▶ [INSTRUCTIONS FOR THE TASK]: All entries must be extracted exactly, with nothing added or dropped.

Dataset rows about figures

>>>

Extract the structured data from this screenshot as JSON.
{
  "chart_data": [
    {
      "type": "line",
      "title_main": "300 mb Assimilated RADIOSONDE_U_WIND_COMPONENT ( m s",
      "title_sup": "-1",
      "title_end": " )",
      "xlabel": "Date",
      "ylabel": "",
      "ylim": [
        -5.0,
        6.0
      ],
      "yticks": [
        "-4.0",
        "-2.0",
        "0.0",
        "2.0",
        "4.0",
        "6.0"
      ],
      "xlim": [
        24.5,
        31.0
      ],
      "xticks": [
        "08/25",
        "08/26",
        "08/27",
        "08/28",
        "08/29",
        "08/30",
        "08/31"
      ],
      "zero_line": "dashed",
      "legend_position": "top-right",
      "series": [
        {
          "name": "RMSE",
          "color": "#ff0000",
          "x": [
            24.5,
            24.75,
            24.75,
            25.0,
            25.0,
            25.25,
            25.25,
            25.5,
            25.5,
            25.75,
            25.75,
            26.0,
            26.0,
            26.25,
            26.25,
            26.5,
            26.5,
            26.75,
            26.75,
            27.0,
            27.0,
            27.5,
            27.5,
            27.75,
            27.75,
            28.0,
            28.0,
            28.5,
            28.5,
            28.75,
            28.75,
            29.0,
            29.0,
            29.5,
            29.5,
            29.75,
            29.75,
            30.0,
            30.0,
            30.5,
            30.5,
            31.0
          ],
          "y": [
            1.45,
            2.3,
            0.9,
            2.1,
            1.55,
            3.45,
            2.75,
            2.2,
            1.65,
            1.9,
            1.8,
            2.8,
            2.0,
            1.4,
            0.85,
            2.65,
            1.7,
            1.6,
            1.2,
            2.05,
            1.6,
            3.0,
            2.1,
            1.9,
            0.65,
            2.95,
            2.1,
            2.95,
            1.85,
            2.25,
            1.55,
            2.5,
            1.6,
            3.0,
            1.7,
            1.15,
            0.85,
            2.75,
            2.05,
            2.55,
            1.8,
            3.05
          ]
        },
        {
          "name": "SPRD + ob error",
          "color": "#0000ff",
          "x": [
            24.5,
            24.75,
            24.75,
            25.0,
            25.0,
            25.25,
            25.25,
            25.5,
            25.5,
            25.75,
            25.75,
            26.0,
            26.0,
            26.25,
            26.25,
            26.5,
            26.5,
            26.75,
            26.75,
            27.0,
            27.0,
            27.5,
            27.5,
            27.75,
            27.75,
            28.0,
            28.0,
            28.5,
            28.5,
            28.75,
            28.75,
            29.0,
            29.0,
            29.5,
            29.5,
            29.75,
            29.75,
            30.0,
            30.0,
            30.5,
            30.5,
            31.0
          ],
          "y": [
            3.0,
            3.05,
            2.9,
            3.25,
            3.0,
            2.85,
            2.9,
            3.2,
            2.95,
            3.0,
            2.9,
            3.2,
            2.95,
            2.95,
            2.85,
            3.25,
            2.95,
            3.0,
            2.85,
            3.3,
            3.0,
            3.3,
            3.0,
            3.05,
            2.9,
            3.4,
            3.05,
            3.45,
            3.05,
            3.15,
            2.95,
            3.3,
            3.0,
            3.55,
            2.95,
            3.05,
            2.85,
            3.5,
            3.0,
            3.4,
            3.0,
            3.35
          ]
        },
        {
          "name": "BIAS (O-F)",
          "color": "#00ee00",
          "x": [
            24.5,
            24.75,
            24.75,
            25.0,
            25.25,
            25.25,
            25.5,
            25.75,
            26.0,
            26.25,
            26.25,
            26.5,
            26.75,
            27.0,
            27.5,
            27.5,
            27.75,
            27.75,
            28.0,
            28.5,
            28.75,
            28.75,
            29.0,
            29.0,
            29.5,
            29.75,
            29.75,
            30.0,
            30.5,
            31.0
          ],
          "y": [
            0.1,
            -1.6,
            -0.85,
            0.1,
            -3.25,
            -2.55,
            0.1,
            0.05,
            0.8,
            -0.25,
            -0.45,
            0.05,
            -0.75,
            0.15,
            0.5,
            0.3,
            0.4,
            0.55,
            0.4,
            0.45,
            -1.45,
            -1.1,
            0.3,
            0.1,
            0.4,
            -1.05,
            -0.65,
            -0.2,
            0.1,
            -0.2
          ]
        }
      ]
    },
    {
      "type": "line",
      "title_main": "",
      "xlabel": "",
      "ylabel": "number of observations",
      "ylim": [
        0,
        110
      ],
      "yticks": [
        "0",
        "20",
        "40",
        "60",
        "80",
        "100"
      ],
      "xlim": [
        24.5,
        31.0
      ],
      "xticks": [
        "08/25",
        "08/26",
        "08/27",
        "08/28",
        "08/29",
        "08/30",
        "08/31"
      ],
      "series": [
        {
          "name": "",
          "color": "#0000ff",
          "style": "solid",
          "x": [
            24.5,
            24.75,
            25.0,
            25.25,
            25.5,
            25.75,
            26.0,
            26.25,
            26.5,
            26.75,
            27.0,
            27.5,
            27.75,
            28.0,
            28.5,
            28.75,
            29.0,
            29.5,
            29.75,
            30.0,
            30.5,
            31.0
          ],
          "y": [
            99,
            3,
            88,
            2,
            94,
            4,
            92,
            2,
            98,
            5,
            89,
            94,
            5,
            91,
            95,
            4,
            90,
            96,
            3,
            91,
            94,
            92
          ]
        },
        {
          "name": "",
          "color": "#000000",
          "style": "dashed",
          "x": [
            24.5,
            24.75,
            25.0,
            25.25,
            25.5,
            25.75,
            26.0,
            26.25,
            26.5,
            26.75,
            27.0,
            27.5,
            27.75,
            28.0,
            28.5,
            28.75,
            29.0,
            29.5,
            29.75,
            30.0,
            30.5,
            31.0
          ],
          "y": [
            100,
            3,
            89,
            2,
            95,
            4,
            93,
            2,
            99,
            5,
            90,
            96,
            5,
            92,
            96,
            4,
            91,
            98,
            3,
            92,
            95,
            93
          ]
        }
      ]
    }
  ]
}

<<<

▶ [WRITTEN REPLY]:
Extract the structured data from this screenshot as JSON.
{
  "chart_data": [
    {
      "type": "line",
      "title_main": "300 mb Assimilated RADIOSONDE_U_WIND_COMPONENT ( m s",
      "title_sup": "-1",
      "title_end": " )",
      "xlabel": "Date",
      "ylabel": "",
      "ylim": [
        -5.0,
        6.0
      ],
      "yticks": [
        "-4.0",
        "-2.0",
        "0.0",
        "2.0",
        "4.0",
        "6.0"
      ],
      "xlim": [
        24.5,
        31.0
      ],
      "xticks": [
        "08/25",
        "08/26",
        "08/27",
        "08/28",
        "08/29",
        "08/30",
        "08/31"
      ],
      "zero_line": "dashed",
      "legend_position": "top-right",
      "series": [
        {
          "name": "RMSE",
          "color": "#ff0000",
          "x": [
            24.5,
            24.75,
            24.75,
            25.0,
            25.0,
            25.25,
            25.25,
            25.5,
            25.5,
            25.75,
            25.75,
            26.0,
            26.0,
            26.25,
            26.25,
            26.5,
            26.5,
            26.75,
            26.75,
            27.0,
            27.0,
            27.5,
            27.5,
            27.75,
            27.75,
            28.0,
            28.0,
            28.5,
            28.5,
            28.75,
            28.75,
            29.0,
            29.0,
            29.5,
            29.5,
            29.75,
            29.75,
            30.0,
            30.0,
            30.5,
            30.5,
            31.0
          ],
          "y": [
            1.45,
            2.3,
            0.9,
            2.1,
            1.55,
            3.45,
            2.75,
            2.2,
            1.65,
            1.9,
            1.8,
            2.8,
            2.0,
            1.4,
            0.85,
            2.65,
            1.7,
            1.6,
            1.2,
            2.05,
            1.6,
            3.0,
            2.1,
            1.9,
            0.65,
            2.95,
            2.1,
            2.95,
            1.85,
            2.25,
            1.55,
            2.5,
            1.6,
            3.0,
            1.7,
            1.15,
            0.85,
            2.75,
            2.05,
            2.55,
            1.8,
            3.05
          ]
        },
        {
          "name": "SPRD + ob error",
          "color": "#0000ff",
          "x": [
            24.5,
            24.75,
            24.75,
            25.0,
            25.0,
            25.25,
            25.25,
            25.5,
            25.5,
            25.75,
            25.75,
            26.0,
            26.0,
            26.25,
            26.25,
            26.5,
            26.5,
            26.75,
            26.75,
            27.0,
            27.0,
            27.5,
            27.5,
            27.75,
            27.75,
            28.0,
            28.0,
            28.5,
            28.5,
            28.75,
            28.75,
            29.0,
            29.0,
            29.5,
            29.5,
            29.75,
            29.75,
            30.0,
            30.0,
            30.5,
            30.5,
            31.0
          ],
          "y": [
            3.0,
            3.05,
            2.9,
            3.25,
            3.0,
            2.85,
            2.9,
            3.2,
            2.95,
            3.0,
            2.9,
            3.2,
            2.95,
            2.95,
            2.85,
            3.25,
            2.95,
            3.0,
            2.85,
            3.3,
            3.0,
            3.3,
            3.0,
            3.05,
            2.9,
            3.4,
            3.05,
            3.45,
            3.05,
            3.15,
            2.95,
            3.3,
            3.0,
            3.55,
            2.95,
            3.05,
            2.85,
            3.5,
            3.0,
            3.4,
            3.0,
            3.35
          ]
        },
        {
          "name": "BIAS (O-F)",
          "color": "#00ee00",
          "x": [
            24.5,
            24.75,
            24.75,
            25.0,
            25.25,
            25.25,
            25.5,
            25.75,
            26.0,
            26.25,
            26.25,
            26.5,
            26.75,
            27.0,
            27.5,
            27.5,
            27.75,
            27.75,
            28.0,
            28.5,
            28.75,
            28.75,
            29.0,
            29.0,
            29.5,
            29.75,
            29.75,
            30.0,
            30.5,
            31.0
          ],
          "y": [
            0.1,
            -1.6,
            -0.85,
            0.1,
            -3.25,
            -2.55,
            0.1,
            0.05,
            0.8,
            -0.25,
            -0.45,
            0.05,
            -0.75,
            0.15,
            0.5,
            0.3,
            0.4,
            0.55,
            0.4,
            0.45,
            -1.45,
            -1.1,
            0.3,
            0.1,
            0.4,
            -1.05,
            -0.65,
            -0.2,
            0.1,
            -0.2
          ]
        }
      ]
    },
    {
      "type": "line",
      "title_main": "",
      "xlabel": "",
      "ylabel": "number of observations",
      "ylim": [
        0,
        110
      ],
      "yticks": [
        "0",
        "20",
        "40",
        "60",
        "80",
        "100"
      ],
      "xlim": [
        24.5,
        31.0
      ],
      "xticks": [
        "08/25",
        "08/26",
        "08/27",
        "08/28",
        "08/29",
        "08/30",
        "08/31"
      ],
      "series": [
        {
          "name": "",
          "color": "#0000ff",
          "style": "solid",
          "x": [
            24.5,
            24.75,
            25.0,
            25.25,
            25.5,
            25.75,
            26.0,
            26.25,
            26.5,
            26.75,
            27.0,
            27.5,
            27.75,
            28.0,
            28.5,
            28.75,
            29.0,
            29.5,
            29.75,
            30.0,
            30.5,
            31.0
          ],
          "y": [
            99,
            3,
            88,
            2,
            94,
            4,
            92,
            2,
            98,
            5,
            89,
            94,
            5,
            91,
            95,
            4,
            90,
            96,
            3,
            91,
            94,
            92
          ]
        },
        {
          "name": "",
          "color": "#000000",
          "style": "dashed",
          "x": [
            24.5,
            24.75,
            25.0,
            25.25,
            25.5,
            25.75,
            26.0,
            26.25,
            26.5,
            26.75,
            27.0,
            27.5,
            27.75,
            28.0,
            28.5,
            28.75,
            29.0,
            29.5,
            29.75,
            30.0,
            30.5,
            31.0
          ],
          "y": [
            100,
            3,
            89,
            2,
            95,
            4,
            93,
            2,
            99,
            5,
            90,
            96,
            5,
            92,
            96,
            4,
            91,
            98,
            3,
            92,
            95,
            93
          ]
        }
      ]
    }
  ]
}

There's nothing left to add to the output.